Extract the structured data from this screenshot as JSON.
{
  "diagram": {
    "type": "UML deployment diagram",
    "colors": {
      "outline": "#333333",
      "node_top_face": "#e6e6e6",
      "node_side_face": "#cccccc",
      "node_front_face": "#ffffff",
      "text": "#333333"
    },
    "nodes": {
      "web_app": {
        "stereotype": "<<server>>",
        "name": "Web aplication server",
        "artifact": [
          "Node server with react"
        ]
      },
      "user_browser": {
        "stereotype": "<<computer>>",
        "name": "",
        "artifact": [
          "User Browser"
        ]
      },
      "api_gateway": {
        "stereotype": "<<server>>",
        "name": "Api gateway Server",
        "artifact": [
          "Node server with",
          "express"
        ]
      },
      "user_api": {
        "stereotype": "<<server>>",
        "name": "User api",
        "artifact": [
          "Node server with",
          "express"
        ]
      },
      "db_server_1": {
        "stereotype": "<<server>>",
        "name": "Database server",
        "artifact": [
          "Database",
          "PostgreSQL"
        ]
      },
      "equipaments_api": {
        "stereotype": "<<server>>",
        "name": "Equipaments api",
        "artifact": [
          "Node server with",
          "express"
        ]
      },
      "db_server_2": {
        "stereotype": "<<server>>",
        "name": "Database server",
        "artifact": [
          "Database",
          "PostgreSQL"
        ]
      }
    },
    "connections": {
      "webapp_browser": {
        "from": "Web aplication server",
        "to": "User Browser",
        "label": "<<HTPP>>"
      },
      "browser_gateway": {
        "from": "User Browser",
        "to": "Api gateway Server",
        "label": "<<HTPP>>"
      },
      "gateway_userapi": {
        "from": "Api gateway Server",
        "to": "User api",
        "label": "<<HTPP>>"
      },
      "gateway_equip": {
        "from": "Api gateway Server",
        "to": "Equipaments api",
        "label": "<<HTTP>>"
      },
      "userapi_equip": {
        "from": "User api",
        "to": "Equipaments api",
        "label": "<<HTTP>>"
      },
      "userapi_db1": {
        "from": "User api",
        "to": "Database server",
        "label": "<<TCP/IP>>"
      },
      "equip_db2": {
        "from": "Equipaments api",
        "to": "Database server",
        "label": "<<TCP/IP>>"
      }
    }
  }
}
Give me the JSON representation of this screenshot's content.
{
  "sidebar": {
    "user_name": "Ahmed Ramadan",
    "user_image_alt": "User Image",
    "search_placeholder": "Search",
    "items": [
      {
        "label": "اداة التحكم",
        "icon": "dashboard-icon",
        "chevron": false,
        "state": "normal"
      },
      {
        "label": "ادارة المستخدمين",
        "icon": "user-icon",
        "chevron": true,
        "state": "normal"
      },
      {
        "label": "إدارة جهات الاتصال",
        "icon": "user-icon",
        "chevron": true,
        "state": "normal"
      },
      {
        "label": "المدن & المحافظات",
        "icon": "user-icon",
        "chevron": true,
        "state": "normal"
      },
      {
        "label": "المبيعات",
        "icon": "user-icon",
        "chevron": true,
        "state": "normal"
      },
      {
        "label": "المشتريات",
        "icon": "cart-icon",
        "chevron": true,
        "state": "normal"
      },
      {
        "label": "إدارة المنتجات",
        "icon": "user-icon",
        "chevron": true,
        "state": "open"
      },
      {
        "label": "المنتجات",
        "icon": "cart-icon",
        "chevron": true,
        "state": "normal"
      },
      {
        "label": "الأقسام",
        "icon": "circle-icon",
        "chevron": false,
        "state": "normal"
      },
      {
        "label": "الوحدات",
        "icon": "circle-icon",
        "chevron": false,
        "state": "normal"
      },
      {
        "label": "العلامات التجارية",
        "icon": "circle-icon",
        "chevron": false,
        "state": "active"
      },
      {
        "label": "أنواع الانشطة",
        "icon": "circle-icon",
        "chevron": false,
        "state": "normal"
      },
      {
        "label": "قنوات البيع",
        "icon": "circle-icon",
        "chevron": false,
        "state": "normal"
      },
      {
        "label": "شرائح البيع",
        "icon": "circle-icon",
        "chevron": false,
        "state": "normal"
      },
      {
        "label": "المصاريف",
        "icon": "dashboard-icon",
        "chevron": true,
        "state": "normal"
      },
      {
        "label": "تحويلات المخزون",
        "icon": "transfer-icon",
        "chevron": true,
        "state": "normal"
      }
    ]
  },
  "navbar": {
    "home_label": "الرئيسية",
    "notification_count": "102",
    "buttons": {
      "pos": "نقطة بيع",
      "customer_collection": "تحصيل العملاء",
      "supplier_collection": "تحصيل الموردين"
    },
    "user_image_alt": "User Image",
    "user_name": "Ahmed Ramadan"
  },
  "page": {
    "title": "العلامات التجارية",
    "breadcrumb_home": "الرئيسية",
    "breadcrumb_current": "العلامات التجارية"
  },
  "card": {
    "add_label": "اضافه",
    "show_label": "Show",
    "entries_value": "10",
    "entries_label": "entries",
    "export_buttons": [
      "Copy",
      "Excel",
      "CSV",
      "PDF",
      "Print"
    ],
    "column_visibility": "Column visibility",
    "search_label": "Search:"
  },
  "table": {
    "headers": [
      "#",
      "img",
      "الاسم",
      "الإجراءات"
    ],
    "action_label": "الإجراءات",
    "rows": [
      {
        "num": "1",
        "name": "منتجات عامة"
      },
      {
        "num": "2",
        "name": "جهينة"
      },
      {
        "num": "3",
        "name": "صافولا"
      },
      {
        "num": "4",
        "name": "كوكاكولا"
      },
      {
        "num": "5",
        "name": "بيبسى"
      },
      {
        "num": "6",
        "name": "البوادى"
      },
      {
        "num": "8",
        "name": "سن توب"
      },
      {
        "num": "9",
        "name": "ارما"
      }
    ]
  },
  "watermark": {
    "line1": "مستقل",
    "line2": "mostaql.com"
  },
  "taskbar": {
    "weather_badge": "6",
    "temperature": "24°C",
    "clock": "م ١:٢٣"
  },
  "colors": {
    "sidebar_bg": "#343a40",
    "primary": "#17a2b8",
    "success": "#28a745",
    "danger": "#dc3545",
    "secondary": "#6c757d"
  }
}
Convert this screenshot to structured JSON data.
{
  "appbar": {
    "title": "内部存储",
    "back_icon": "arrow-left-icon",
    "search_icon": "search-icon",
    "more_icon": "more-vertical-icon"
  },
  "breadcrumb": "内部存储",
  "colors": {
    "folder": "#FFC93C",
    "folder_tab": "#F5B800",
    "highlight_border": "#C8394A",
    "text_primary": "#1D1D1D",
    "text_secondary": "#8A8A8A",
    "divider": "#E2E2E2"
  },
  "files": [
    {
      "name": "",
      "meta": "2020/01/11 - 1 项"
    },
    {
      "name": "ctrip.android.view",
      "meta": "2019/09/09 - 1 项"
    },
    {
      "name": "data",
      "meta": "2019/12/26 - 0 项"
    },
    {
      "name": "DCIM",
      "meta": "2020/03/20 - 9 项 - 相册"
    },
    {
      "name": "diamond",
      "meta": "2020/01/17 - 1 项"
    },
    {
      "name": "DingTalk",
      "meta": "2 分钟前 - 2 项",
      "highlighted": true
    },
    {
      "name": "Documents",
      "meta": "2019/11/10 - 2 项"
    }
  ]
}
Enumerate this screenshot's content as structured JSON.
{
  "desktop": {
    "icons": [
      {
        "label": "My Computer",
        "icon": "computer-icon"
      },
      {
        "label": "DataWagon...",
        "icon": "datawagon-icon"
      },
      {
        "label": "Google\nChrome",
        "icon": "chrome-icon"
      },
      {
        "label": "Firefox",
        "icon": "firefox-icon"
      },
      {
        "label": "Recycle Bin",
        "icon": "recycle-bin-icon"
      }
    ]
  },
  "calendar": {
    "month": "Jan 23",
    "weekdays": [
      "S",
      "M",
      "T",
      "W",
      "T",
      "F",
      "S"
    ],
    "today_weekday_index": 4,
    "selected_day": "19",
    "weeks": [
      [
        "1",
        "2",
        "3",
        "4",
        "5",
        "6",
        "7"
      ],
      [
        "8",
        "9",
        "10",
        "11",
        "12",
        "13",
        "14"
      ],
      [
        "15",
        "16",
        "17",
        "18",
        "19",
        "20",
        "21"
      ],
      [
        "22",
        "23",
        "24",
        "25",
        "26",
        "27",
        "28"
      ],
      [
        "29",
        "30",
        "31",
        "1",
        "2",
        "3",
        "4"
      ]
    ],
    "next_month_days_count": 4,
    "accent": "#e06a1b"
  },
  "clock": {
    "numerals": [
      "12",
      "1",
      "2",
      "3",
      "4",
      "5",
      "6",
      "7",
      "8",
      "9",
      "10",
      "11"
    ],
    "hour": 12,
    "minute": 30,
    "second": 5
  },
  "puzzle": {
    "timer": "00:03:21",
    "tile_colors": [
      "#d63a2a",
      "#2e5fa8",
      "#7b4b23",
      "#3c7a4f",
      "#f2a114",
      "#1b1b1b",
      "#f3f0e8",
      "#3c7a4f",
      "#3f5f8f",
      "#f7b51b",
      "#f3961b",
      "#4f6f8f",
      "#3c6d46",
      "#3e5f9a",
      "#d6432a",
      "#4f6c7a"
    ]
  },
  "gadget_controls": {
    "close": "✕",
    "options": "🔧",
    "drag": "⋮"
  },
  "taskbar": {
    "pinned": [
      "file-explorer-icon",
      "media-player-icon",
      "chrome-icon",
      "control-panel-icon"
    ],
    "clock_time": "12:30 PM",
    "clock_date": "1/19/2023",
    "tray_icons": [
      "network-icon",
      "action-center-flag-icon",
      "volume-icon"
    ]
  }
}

■ **GIVEN PROBLEM**
Indicate how many lines of the material include the word "aplication"; the number alone is required.

■ **RESPONSE FOR THIS EXERCISE**
2